━━━ Material provided

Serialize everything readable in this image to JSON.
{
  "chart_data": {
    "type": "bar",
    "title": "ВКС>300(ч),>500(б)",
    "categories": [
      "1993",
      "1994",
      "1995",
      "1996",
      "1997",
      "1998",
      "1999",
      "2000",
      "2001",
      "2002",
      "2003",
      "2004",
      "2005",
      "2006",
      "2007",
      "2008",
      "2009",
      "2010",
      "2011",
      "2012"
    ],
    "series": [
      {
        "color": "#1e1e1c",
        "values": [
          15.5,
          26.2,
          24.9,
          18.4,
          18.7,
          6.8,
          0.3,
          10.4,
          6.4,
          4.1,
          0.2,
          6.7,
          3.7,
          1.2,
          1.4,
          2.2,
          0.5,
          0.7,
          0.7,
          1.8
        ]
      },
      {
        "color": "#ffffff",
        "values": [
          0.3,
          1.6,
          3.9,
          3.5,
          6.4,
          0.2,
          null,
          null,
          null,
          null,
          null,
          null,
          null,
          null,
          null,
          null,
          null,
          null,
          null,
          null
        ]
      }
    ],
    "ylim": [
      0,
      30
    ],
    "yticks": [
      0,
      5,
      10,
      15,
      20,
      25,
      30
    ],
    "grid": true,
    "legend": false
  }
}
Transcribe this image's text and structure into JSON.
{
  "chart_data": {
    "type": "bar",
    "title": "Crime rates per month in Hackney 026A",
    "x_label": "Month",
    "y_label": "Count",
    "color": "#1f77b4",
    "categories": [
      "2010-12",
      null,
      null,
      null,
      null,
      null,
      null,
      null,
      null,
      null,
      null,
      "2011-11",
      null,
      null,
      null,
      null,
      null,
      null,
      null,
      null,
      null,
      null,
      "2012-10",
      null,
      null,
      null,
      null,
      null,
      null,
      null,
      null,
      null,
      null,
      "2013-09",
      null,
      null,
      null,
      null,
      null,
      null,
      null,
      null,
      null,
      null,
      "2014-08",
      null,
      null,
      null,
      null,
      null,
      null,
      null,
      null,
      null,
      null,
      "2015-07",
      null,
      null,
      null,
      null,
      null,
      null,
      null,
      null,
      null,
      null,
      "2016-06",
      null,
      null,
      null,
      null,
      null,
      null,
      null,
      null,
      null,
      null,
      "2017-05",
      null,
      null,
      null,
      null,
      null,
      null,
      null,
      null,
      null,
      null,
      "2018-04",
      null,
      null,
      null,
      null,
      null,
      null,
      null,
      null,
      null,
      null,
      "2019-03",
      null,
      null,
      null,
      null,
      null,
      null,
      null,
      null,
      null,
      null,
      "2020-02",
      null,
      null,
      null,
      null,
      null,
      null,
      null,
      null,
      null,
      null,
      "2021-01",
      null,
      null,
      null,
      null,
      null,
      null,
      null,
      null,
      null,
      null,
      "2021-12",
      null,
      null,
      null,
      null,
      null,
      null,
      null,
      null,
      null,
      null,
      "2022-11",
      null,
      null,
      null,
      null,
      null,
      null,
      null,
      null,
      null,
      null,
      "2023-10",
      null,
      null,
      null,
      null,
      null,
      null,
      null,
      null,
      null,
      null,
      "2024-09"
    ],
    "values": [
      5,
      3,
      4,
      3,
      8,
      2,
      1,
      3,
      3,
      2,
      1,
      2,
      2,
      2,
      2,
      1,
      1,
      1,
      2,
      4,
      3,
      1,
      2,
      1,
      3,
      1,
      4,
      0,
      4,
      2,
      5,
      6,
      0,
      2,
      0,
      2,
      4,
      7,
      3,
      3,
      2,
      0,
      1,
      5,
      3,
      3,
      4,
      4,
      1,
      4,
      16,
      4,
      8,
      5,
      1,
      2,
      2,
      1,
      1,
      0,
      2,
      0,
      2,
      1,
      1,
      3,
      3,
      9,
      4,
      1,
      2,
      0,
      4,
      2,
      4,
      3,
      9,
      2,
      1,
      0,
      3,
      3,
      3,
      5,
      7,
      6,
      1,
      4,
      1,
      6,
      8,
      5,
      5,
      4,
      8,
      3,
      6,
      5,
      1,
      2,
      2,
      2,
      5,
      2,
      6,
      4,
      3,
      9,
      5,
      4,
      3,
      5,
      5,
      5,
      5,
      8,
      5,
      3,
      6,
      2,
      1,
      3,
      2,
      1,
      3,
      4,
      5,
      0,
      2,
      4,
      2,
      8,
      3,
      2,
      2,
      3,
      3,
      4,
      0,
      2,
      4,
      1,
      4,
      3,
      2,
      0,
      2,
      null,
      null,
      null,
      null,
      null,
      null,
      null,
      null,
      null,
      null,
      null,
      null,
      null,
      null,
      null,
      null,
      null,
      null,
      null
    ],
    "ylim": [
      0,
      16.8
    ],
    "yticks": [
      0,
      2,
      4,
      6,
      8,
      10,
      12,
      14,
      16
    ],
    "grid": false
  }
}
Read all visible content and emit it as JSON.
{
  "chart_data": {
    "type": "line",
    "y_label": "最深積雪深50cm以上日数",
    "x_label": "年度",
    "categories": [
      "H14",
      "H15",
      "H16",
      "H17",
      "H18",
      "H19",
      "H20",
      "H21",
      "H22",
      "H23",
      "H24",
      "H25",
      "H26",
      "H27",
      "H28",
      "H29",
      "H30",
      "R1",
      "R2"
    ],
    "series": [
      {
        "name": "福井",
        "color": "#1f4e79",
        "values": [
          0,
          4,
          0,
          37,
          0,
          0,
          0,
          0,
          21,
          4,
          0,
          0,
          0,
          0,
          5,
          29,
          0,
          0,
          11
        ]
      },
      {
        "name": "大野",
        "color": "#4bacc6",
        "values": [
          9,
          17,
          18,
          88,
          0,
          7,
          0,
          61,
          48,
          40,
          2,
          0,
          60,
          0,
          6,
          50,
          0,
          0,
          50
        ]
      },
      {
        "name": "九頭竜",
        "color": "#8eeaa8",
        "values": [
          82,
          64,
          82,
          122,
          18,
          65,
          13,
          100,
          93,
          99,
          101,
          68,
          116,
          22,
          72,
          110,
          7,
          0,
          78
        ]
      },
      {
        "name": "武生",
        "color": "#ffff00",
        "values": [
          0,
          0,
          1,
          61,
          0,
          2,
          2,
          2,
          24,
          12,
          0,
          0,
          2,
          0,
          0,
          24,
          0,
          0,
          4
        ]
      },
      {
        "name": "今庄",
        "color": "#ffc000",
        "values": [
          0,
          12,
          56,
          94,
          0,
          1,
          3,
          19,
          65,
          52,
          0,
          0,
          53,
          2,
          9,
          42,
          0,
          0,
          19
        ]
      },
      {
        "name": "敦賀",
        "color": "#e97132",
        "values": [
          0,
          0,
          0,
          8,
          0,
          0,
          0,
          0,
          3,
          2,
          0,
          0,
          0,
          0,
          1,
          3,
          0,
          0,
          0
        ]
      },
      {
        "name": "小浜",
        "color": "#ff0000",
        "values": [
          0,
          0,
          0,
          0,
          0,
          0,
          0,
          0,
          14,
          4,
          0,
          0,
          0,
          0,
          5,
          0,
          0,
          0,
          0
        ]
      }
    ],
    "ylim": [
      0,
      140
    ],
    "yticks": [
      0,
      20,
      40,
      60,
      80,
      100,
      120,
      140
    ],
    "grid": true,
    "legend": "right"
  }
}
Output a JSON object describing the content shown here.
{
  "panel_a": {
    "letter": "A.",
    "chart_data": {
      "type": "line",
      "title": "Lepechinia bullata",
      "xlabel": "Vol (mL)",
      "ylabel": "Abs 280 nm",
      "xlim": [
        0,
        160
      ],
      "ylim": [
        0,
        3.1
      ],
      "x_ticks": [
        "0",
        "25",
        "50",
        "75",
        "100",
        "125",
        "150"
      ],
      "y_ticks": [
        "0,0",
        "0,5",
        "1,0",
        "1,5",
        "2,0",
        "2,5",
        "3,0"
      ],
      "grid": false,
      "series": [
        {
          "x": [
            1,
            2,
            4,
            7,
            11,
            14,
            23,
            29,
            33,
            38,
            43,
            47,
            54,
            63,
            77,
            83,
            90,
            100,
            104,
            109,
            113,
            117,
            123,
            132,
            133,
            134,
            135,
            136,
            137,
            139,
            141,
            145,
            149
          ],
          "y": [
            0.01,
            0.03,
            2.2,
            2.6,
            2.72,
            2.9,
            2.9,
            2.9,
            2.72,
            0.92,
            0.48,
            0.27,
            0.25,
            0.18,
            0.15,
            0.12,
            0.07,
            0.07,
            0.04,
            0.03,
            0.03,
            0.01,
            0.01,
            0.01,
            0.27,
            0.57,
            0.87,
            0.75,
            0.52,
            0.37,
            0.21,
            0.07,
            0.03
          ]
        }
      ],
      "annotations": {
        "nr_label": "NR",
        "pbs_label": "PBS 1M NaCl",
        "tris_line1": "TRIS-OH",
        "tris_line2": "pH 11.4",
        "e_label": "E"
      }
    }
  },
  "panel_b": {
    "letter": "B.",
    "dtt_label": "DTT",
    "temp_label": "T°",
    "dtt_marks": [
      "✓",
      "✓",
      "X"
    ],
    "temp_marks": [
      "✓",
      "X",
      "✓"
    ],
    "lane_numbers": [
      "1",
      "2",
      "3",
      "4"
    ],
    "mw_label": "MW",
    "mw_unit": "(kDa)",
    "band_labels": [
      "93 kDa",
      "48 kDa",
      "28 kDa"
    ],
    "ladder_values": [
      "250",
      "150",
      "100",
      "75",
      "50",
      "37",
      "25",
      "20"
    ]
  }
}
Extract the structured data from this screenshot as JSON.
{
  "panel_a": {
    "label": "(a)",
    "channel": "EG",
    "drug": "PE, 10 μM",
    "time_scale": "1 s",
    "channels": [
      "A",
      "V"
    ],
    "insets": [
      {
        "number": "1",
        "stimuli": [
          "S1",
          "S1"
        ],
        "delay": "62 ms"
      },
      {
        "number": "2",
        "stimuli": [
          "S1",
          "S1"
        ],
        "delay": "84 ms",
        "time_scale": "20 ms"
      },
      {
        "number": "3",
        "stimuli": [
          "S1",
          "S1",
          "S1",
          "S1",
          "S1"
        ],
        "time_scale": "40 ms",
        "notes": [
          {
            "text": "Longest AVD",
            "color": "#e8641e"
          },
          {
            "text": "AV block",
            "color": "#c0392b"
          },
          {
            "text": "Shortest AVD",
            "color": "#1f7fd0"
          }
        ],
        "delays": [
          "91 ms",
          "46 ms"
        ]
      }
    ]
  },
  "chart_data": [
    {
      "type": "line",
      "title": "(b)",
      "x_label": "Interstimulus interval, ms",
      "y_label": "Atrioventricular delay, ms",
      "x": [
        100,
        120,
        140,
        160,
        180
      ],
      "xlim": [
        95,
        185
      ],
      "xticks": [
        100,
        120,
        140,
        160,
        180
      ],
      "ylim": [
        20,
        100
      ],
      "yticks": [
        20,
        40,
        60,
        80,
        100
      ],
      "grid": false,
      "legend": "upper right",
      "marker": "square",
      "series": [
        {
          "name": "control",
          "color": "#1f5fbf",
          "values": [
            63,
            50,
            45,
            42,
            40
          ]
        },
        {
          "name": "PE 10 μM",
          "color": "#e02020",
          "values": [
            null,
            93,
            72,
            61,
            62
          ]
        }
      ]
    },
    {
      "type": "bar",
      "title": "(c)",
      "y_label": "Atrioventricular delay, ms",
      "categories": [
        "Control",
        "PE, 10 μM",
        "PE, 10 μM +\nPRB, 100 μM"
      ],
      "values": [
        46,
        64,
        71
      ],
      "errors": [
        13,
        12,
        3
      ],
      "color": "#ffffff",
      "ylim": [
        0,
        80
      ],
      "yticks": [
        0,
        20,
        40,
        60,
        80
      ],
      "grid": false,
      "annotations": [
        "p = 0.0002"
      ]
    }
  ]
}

━━━━━━

▶ What the task requires: List all lines from the entries that include the word "content".

▶ Exercise solution:
Read all visible content and emit it as JSON.
Output a JSON object describing the content shown here.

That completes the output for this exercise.